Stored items
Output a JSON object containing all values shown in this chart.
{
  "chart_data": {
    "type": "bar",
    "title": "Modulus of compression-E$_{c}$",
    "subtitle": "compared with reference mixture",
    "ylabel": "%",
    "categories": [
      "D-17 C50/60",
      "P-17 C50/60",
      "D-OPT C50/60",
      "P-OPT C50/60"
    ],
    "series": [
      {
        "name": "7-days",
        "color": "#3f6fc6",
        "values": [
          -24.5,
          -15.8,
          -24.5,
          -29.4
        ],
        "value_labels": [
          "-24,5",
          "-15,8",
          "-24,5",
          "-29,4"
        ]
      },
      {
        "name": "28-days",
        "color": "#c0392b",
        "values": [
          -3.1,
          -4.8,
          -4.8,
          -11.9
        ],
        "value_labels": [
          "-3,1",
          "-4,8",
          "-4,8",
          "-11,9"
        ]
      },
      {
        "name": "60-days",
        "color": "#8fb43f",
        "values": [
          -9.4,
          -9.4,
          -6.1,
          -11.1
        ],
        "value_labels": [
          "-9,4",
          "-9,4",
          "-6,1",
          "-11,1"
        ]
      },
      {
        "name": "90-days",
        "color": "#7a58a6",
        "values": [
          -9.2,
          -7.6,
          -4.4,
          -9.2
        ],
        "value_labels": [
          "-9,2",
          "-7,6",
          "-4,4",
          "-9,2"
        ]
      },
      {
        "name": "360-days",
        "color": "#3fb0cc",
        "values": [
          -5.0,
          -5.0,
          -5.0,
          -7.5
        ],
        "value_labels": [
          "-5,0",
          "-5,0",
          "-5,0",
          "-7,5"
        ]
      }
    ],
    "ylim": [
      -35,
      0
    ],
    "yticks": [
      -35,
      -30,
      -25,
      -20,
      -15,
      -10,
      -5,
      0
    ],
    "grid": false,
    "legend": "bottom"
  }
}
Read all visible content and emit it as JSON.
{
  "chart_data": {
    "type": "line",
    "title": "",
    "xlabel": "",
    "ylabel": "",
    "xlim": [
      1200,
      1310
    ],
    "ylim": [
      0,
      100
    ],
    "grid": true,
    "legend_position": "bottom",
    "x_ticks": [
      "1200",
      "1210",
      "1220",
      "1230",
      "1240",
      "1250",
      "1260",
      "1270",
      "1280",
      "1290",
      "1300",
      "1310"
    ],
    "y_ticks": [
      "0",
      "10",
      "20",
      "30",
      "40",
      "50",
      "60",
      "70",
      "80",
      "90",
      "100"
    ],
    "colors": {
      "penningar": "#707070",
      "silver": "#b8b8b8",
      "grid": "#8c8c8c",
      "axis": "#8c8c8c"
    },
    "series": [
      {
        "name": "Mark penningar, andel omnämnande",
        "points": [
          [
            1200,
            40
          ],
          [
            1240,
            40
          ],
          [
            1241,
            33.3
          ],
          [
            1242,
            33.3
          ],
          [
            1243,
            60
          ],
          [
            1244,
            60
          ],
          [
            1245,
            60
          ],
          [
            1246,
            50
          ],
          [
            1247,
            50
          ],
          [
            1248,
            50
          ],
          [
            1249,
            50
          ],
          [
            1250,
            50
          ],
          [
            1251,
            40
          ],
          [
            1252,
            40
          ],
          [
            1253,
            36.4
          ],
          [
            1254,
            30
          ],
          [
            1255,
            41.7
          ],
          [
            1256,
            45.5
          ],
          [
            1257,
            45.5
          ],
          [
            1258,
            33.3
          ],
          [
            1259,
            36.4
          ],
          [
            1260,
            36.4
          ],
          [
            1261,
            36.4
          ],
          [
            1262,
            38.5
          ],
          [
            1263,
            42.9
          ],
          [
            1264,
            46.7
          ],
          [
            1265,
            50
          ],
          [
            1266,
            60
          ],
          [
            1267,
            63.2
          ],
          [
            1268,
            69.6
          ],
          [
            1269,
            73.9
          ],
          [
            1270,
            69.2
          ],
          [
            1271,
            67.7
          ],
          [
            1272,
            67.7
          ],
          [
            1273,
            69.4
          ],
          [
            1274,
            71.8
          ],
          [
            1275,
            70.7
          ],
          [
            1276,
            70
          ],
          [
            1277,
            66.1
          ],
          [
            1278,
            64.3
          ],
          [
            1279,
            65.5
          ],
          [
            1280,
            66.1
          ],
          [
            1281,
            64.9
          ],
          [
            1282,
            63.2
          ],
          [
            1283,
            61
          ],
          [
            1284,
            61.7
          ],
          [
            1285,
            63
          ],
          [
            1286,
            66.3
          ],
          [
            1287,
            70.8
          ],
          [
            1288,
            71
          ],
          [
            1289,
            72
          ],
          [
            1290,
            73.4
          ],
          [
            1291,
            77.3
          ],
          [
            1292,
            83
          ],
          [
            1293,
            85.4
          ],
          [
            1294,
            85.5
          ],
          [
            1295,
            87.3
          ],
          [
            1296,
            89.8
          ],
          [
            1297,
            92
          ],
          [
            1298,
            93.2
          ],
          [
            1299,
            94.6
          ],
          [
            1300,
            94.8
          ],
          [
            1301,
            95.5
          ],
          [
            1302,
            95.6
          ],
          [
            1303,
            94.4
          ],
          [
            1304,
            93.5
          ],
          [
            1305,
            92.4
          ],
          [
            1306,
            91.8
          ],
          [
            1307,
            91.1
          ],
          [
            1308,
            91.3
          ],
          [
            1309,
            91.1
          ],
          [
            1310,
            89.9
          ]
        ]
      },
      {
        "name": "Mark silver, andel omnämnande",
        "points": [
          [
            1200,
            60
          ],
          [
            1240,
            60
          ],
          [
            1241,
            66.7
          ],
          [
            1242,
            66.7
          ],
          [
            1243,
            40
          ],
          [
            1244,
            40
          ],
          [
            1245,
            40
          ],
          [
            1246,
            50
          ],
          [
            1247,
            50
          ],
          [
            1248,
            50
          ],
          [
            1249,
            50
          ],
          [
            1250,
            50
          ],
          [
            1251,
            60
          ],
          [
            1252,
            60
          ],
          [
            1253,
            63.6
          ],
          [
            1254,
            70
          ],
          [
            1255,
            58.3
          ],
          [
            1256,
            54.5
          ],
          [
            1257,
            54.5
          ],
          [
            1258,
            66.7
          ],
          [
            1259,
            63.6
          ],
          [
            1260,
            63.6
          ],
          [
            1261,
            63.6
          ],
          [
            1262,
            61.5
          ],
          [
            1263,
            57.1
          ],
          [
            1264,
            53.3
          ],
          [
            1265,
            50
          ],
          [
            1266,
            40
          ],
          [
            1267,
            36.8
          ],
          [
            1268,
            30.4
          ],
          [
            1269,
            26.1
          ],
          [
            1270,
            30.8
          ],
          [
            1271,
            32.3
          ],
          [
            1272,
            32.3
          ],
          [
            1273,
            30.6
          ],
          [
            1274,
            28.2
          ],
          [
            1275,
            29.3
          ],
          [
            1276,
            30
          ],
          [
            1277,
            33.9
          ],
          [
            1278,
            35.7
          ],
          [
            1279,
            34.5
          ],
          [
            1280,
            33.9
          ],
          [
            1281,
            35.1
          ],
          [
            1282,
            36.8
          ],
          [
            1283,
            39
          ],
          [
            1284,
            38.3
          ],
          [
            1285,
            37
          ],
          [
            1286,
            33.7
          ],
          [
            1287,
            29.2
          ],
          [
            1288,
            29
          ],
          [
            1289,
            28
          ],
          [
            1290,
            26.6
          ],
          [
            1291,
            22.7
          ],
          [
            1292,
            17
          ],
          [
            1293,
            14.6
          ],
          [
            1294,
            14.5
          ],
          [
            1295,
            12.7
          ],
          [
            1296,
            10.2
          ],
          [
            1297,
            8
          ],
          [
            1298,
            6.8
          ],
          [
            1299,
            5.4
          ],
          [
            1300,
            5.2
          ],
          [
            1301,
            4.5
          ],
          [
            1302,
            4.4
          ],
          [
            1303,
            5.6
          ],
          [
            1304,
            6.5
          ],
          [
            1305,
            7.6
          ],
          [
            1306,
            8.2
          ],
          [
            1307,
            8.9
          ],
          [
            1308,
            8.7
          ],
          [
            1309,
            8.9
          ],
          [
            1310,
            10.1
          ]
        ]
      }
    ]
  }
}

#### [Exercise description]
Count every line above that holds the word "andel", and state the number and nothing more.

#### [Solved problem]
2